■ Given entries ■
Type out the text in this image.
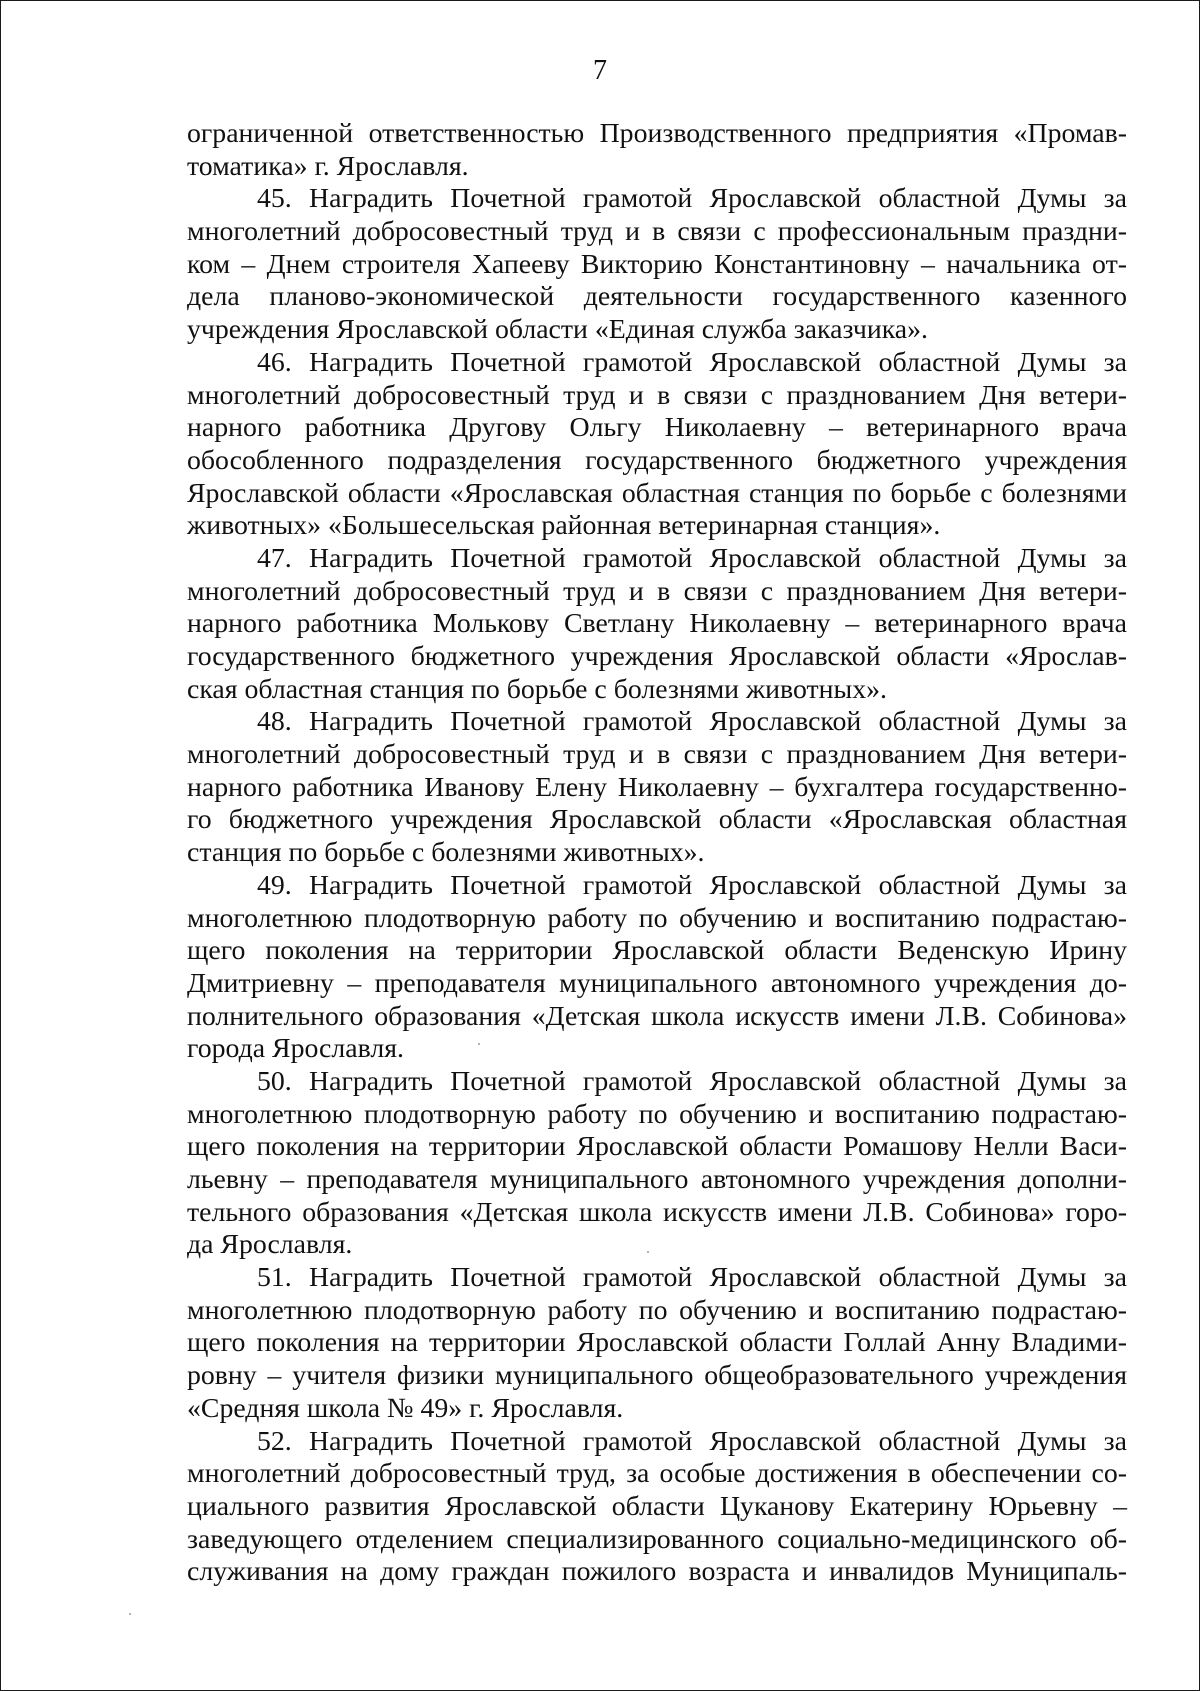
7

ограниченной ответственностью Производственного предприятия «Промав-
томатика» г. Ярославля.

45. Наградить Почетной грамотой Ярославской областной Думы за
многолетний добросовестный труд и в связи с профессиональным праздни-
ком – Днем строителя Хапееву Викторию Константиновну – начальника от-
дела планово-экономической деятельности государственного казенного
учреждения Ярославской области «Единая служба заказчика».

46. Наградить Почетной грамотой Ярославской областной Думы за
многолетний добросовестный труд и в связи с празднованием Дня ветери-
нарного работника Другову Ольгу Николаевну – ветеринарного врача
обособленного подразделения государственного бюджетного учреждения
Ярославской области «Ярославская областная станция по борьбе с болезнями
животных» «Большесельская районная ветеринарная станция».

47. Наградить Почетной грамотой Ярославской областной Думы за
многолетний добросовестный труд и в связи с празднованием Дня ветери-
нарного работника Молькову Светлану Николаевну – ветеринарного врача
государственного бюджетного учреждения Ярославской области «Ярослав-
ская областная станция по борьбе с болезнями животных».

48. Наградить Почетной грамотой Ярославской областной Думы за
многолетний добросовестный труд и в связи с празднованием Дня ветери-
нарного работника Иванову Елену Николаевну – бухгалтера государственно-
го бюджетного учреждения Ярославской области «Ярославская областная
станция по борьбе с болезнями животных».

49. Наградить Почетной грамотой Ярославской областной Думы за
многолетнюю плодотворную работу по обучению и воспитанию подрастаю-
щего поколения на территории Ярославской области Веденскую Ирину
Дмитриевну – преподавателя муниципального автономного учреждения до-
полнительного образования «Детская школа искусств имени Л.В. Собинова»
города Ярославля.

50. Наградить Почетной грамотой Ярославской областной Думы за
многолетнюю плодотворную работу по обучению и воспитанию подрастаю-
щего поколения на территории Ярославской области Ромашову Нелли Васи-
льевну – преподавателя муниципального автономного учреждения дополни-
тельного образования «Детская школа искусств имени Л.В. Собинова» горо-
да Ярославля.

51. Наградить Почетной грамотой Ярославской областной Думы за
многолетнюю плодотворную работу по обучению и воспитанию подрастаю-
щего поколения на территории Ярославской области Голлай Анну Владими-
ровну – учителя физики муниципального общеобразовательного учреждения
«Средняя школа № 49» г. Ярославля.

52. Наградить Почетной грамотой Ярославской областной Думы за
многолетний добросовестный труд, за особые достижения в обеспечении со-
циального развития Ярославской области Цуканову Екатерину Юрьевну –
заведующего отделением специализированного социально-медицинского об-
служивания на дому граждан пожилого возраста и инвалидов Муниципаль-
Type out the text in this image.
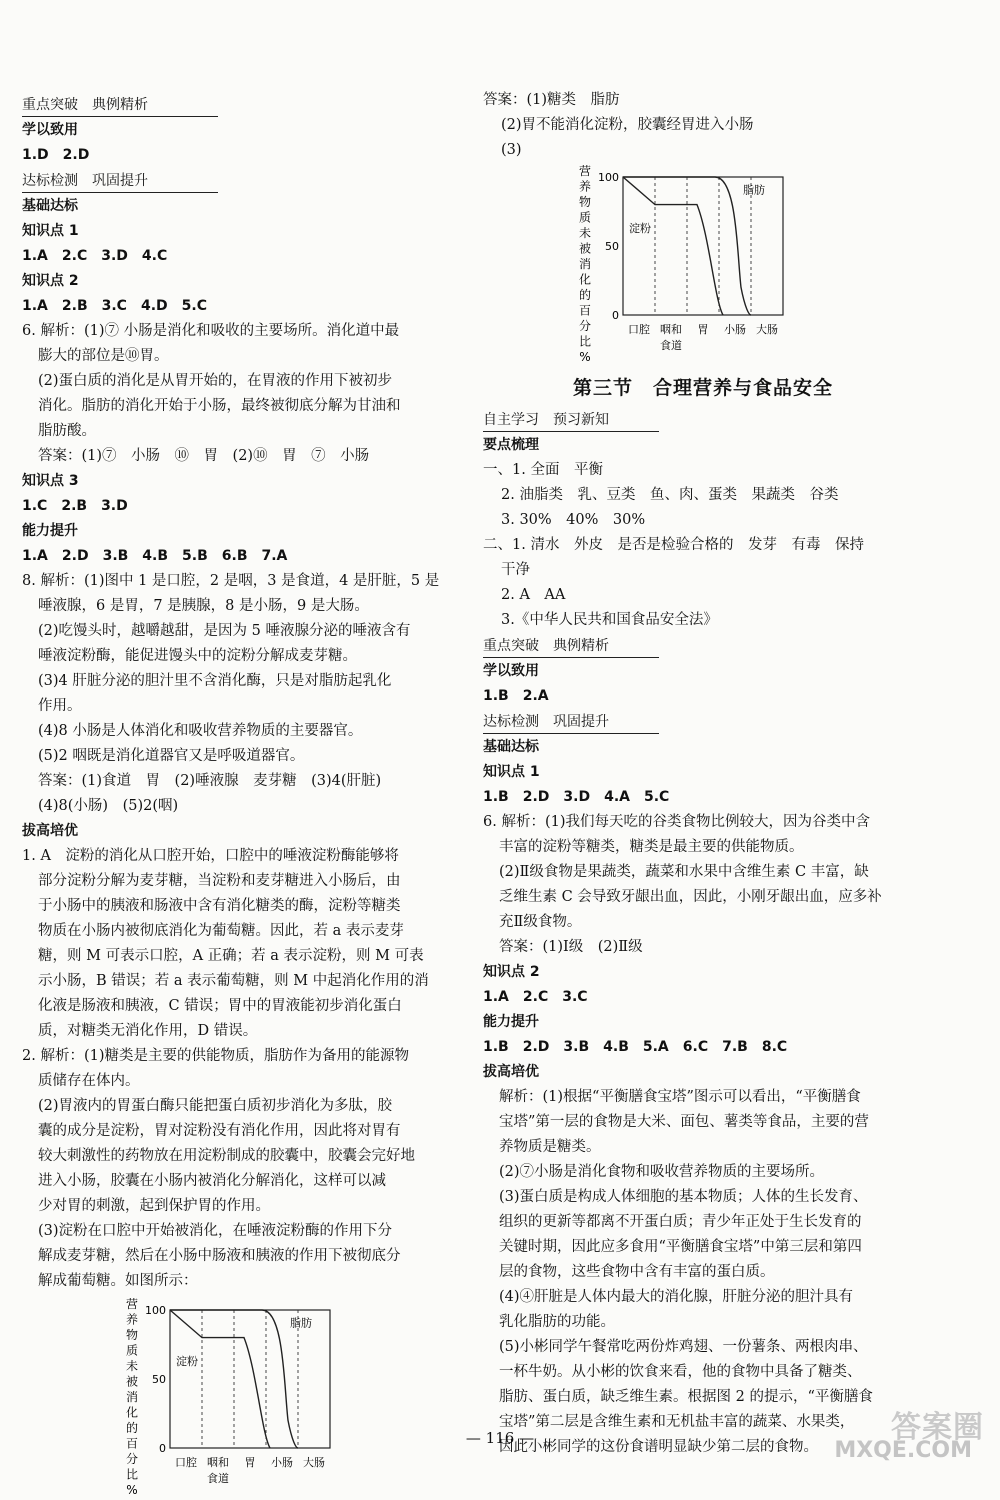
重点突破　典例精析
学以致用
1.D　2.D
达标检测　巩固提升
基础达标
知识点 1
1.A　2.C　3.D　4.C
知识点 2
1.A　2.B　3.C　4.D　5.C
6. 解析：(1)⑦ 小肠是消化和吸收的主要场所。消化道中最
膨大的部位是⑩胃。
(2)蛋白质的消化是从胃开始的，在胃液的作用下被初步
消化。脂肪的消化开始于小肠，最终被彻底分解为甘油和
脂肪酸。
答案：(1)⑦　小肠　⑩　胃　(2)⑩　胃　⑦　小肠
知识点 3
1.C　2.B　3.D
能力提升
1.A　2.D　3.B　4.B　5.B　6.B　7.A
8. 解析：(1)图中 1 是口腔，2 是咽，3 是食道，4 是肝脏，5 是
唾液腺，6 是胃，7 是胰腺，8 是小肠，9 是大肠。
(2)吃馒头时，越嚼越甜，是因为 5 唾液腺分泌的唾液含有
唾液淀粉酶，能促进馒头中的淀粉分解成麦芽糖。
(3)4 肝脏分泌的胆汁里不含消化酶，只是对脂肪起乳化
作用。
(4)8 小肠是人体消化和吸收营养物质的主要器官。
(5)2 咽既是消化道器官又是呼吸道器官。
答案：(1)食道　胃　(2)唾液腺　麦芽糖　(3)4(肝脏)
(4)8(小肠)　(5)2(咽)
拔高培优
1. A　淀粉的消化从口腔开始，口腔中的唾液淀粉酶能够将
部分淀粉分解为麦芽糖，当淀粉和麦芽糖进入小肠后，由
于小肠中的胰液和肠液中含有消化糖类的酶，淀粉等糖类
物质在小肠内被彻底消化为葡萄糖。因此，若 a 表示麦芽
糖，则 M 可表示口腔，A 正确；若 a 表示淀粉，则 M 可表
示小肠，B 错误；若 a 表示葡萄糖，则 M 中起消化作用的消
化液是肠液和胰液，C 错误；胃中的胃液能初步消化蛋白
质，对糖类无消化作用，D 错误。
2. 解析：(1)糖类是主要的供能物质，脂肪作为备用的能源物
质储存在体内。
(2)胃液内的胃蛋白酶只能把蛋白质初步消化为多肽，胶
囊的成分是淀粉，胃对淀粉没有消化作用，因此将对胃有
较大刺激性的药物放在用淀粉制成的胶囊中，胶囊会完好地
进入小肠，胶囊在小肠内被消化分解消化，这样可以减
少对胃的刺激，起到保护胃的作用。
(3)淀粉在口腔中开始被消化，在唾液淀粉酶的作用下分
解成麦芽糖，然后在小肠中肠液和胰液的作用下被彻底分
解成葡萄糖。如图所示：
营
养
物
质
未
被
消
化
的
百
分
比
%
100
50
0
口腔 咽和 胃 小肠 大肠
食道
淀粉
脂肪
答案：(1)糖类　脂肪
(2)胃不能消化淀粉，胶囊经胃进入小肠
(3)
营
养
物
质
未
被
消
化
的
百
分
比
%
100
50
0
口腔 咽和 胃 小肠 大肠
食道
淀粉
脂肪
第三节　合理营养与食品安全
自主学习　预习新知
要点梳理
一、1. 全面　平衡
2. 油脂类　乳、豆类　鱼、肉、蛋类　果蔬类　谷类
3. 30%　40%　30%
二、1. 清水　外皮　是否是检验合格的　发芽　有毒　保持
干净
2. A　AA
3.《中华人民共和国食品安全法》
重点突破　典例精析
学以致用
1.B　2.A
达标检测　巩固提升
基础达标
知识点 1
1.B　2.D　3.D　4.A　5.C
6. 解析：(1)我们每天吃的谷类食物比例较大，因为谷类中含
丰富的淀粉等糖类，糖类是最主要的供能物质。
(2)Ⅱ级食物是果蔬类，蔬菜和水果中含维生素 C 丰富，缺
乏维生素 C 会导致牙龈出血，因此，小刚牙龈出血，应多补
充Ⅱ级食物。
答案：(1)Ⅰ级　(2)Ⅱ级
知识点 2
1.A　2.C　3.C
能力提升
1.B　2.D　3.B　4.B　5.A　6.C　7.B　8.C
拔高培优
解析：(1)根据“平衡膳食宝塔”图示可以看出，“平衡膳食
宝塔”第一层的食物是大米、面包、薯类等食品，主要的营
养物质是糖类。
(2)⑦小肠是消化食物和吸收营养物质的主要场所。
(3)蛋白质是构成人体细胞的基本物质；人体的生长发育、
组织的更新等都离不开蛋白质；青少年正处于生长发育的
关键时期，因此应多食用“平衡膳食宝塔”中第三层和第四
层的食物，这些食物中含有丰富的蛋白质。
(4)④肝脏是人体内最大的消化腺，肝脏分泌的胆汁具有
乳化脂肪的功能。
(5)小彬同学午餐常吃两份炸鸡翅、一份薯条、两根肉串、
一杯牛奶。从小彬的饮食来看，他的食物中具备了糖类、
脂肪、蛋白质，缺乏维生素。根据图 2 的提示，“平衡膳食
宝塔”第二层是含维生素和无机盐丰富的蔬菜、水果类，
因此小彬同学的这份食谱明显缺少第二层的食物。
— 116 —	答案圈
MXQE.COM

■ Given request ■
Gather from the entries above all lines that include the string "областной".

■ Expected output ■
45. Наградить Почетной грамотой Ярославской областной Думы за
46. Наградить Почетной грамотой Ярославской областной Думы за
47. Наградить Почетной грамотой Ярославской областной Думы за
48. Наградить Почетной грамотой Ярославской областной Думы за
49. Наградить Почетной грамотой Ярославской областной Думы за
50. Наградить Почетной грамотой Ярославской областной Думы за
51. Наградить Почетной грамотой Ярославской областной Думы за
52. Наградить Почетной грамотой Ярославской областной Думы за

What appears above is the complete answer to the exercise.